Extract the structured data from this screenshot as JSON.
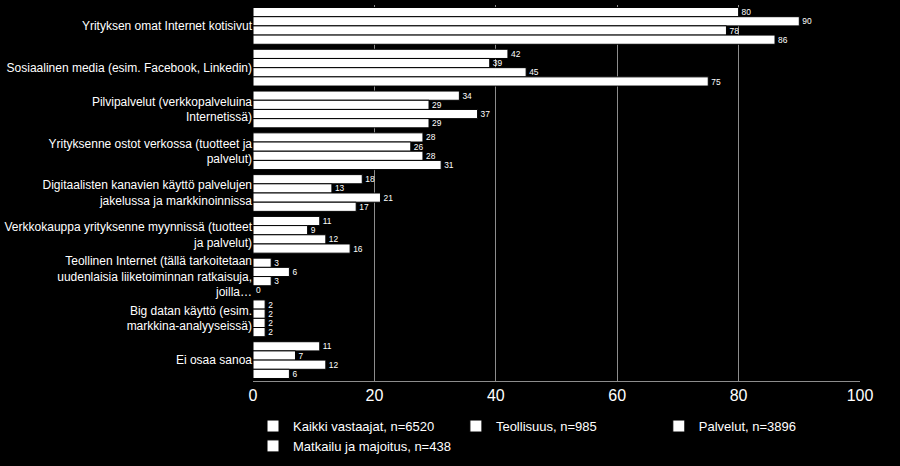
{
  "chart_data": {
    "type": "bar",
    "orientation": "horizontal",
    "categories": [
      "Yrityksen omat Internet kotisivut",
      "Sosiaalinen media (esim. Facebook, Linkedin)",
      "Pilvipalvelut  (verkkopalveluina Internetissä)",
      "Yrityksenne ostot verkossa (tuotteet ja palvelut)",
      "Digitaalisten kanavien käyttö palvelujen jakelussa ja markkinoinnissa",
      "Verkkokauppa yrityksenne myynnissä (tuotteet ja palvelut)",
      "Teollinen Internet (tällä tarkoitetaan uudenlaisia liiketoiminnan ratkaisuja, joilla…",
      "Big datan käyttö (esim. markkina-analyyseissä)",
      "Ei osaa sanoa"
    ],
    "series": [
      {
        "name": "Kaikki vastaajat, n=6520",
        "color": "#ffffff",
        "values": [
          80,
          42,
          34,
          28,
          18,
          11,
          3,
          2,
          11
        ]
      },
      {
        "name": "Teollisuus, n=985",
        "color": "#ffffff",
        "values": [
          90,
          39,
          29,
          26,
          13,
          9,
          6,
          2,
          7
        ]
      },
      {
        "name": "Palvelut, n=3896",
        "color": "#ffffff",
        "values": [
          78,
          45,
          37,
          28,
          21,
          12,
          3,
          2,
          12
        ]
      },
      {
        "name": "Matkailu ja majoitus, n=438",
        "color": "#ffffff",
        "values": [
          86,
          75,
          29,
          31,
          17,
          16,
          0,
          2,
          6
        ]
      }
    ],
    "xlim": [
      0,
      100
    ],
    "xticks": [
      0,
      20,
      40,
      60,
      80,
      100
    ],
    "grid": true,
    "data_labels": true,
    "legend": "bottom"
  }
}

○ ○ ○ ○ ○

EXERCISE GOAL — The records above need to be restated word for word, with the pictures left out.

EXPECTED ANSWER —
Extract the structured data from this screenshot as JSON.
{
  "chart_data": {
    "type": "bar",
    "orientation": "horizontal",
    "categories": [
      "Yrityksen omat Internet kotisivut",
      "Sosiaalinen media (esim. Facebook, Linkedin)",
      "Pilvipalvelut  (verkkopalveluina Internetissä)",
      "Yrityksenne ostot verkossa (tuotteet ja palvelut)",
      "Digitaalisten kanavien käyttö palvelujen jakelussa ja markkinoinnissa",
      "Verkkokauppa yrityksenne myynnissä (tuotteet ja palvelut)",
      "Teollinen Internet (tällä tarkoitetaan uudenlaisia liiketoiminnan ratkaisuja, joilla…",
      "Big datan käyttö (esim. markkina-analyyseissä)",
      "Ei osaa sanoa"
    ],
    "series": [
      {
        "name": "Kaikki vastaajat, n=6520",
        "color": "#ffffff",
        "values": [
          80,
          42,
          34,
          28,
          18,
          11,
          3,
          2,
          11
        ]
      },
      {
        "name": "Teollisuus, n=985",
        "color": "#ffffff",
        "values": [
          90,
          39,
          29,
          26,
          13,
          9,
          6,
          2,
          7
        ]
      },
      {
        "name": "Palvelut, n=3896",
        "color": "#ffffff",
        "values": [
          78,
          45,
          37,
          28,
          21,
          12,
          3,
          2,
          12
        ]
      },
      {
        "name": "Matkailu ja majoitus, n=438",
        "color": "#ffffff",
        "values": [
          86,
          75,
          29,
          31,
          17,
          16,
          0,
          2,
          6
        ]
      }
    ],
    "xlim": [
      0,
      100
    ],
    "xticks": [
      0,
      20,
      40,
      60,
      80,
      100
    ],
    "grid": true,
    "data_labels": true,
    "legend": "bottom"
  }
}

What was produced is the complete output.